• What is being asked: Will you copy the items below word for word, starting at the first line and ending at the line containing "bookmark-ss-c[interactable]: S SS-c", both included?
___
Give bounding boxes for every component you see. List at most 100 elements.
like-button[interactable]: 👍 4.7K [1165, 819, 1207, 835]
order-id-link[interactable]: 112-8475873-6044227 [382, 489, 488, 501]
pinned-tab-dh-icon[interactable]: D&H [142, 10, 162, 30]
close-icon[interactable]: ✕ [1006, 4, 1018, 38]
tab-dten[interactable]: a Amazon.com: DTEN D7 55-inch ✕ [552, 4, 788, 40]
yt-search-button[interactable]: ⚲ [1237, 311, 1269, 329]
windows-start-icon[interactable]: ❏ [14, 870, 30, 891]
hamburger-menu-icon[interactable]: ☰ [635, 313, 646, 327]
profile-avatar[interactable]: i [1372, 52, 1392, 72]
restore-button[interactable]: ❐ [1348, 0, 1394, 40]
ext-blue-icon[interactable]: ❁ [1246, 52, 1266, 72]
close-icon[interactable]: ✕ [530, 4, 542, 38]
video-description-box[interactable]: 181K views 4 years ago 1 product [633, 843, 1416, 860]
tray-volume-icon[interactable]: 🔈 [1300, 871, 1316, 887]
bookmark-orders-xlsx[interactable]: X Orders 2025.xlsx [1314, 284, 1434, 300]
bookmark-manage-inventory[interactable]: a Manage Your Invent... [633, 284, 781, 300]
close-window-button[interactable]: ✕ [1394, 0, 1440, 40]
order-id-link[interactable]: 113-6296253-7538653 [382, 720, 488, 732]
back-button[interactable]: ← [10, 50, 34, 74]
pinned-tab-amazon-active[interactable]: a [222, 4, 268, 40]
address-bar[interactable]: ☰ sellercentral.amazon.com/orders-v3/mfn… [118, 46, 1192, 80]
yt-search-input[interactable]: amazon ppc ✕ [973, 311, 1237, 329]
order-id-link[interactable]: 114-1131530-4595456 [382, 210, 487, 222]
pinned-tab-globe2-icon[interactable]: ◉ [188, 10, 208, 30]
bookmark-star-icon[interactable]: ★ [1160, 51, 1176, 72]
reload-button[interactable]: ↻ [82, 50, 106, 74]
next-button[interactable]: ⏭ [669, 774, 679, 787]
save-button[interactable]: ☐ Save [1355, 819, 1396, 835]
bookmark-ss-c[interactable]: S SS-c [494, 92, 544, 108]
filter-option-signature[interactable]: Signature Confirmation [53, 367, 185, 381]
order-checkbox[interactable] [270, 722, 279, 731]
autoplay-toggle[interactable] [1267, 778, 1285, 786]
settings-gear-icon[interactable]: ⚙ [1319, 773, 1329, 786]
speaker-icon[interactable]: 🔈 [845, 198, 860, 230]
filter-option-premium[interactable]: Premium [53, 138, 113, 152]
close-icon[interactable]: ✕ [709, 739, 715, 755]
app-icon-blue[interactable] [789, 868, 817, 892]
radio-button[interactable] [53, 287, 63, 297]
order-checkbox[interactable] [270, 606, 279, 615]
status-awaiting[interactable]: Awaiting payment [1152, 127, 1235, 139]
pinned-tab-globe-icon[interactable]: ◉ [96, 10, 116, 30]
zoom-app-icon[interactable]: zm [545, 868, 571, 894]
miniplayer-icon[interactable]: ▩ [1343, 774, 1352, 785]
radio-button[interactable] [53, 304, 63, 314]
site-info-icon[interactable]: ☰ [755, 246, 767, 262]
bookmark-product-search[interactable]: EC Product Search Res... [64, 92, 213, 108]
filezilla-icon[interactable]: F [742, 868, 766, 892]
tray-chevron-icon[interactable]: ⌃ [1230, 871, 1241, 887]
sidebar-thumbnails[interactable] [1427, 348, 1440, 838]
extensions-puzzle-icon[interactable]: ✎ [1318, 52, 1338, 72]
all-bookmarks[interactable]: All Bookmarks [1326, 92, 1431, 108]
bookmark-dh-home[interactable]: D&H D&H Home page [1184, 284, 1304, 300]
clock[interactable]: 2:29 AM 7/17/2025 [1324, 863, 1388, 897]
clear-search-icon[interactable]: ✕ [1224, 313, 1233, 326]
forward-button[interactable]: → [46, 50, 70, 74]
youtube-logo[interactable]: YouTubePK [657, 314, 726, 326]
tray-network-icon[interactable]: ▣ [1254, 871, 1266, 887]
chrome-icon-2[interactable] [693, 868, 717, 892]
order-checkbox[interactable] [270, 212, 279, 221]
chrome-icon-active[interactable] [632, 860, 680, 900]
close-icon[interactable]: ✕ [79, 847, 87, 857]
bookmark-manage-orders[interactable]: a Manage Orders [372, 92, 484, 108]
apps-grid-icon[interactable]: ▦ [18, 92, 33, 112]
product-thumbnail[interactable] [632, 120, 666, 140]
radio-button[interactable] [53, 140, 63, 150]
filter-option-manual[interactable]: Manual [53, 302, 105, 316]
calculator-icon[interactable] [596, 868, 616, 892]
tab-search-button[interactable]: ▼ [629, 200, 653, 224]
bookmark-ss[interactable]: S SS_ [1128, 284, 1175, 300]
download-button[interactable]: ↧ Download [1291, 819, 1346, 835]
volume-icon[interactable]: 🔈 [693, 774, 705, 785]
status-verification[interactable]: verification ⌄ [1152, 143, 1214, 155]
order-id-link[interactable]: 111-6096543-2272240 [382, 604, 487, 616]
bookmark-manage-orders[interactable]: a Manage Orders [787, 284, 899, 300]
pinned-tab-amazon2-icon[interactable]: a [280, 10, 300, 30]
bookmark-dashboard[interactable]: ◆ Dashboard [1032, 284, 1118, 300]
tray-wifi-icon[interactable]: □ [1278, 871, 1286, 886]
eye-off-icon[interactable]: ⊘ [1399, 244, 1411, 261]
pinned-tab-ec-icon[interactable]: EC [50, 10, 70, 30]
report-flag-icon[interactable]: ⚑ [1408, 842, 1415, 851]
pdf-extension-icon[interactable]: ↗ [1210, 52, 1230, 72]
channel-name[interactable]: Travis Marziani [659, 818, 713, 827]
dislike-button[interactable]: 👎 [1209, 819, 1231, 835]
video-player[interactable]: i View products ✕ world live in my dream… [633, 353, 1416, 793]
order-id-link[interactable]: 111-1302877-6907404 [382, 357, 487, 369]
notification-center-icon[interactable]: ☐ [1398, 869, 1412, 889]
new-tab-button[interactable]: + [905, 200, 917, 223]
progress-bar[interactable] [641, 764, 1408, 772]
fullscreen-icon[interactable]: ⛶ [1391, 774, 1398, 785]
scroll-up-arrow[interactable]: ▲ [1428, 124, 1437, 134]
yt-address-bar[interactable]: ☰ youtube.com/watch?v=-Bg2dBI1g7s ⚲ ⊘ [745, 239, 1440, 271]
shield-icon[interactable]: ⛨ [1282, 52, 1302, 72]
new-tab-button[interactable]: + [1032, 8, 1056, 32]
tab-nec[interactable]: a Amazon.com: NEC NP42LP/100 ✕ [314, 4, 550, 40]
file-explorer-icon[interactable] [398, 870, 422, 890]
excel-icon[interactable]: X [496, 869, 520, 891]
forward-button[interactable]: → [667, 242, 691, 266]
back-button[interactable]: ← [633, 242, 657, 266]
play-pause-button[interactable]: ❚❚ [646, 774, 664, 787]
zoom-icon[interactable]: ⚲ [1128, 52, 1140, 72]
___
• Expected answer:
Give bounding boxes for every component you see. List at most 100 elements.
like-button[interactable]: 👍 4.7K [1165, 819, 1207, 835]
order-id-link[interactable]: 112-8475873-6044227 [382, 489, 488, 501]
pinned-tab-dh-icon[interactable]: D&H [142, 10, 162, 30]
close-icon[interactable]: ✕ [1006, 4, 1018, 38]
tab-dten[interactable]: a Amazon.com: DTEN D7 55-inch ✕ [552, 4, 788, 40]
yt-search-button[interactable]: ⚲ [1237, 311, 1269, 329]
windows-start-icon[interactable]: ❏ [14, 870, 30, 891]
hamburger-menu-icon[interactable]: ☰ [635, 313, 646, 327]
profile-avatar[interactable]: i [1372, 52, 1392, 72]
restore-button[interactable]: ❐ [1348, 0, 1394, 40]
ext-blue-icon[interactable]: ❁ [1246, 52, 1266, 72]
close-icon[interactable]: ✕ [530, 4, 542, 38]
video-description-box[interactable]: 181K views 4 years ago 1 product [633, 843, 1416, 860]
tray-volume-icon[interactable]: 🔈 [1300, 871, 1316, 887]
bookmark-orders-xlsx[interactable]: X Orders 2025.xlsx [1314, 284, 1434, 300]
bookmark-manage-inventory[interactable]: a Manage Your Invent... [633, 284, 781, 300]
close-window-button[interactable]: ✕ [1394, 0, 1440, 40]
order-id-link[interactable]: 113-6296253-7538653 [382, 720, 488, 732]
back-button[interactable]: ← [10, 50, 34, 74]
pinned-tab-amazon-active[interactable]: a [222, 4, 268, 40]
address-bar[interactable]: ☰ sellercentral.amazon.com/orders-v3/mfn… [118, 46, 1192, 80]
yt-search-input[interactable]: amazon ppc ✕ [973, 311, 1237, 329]
order-id-link[interactable]: 114-1131530-4595456 [382, 210, 487, 222]
pinned-tab-globe2-icon[interactable]: ◉ [188, 10, 208, 30]
bookmark-star-icon[interactable]: ★ [1160, 51, 1176, 72]
reload-button[interactable]: ↻ [82, 50, 106, 74]
next-button[interactable]: ⏭ [669, 774, 679, 787]
save-button[interactable]: ☐ Save [1355, 819, 1396, 835]
bookmark-ss-c[interactable]: S SS-c [494, 92, 544, 108]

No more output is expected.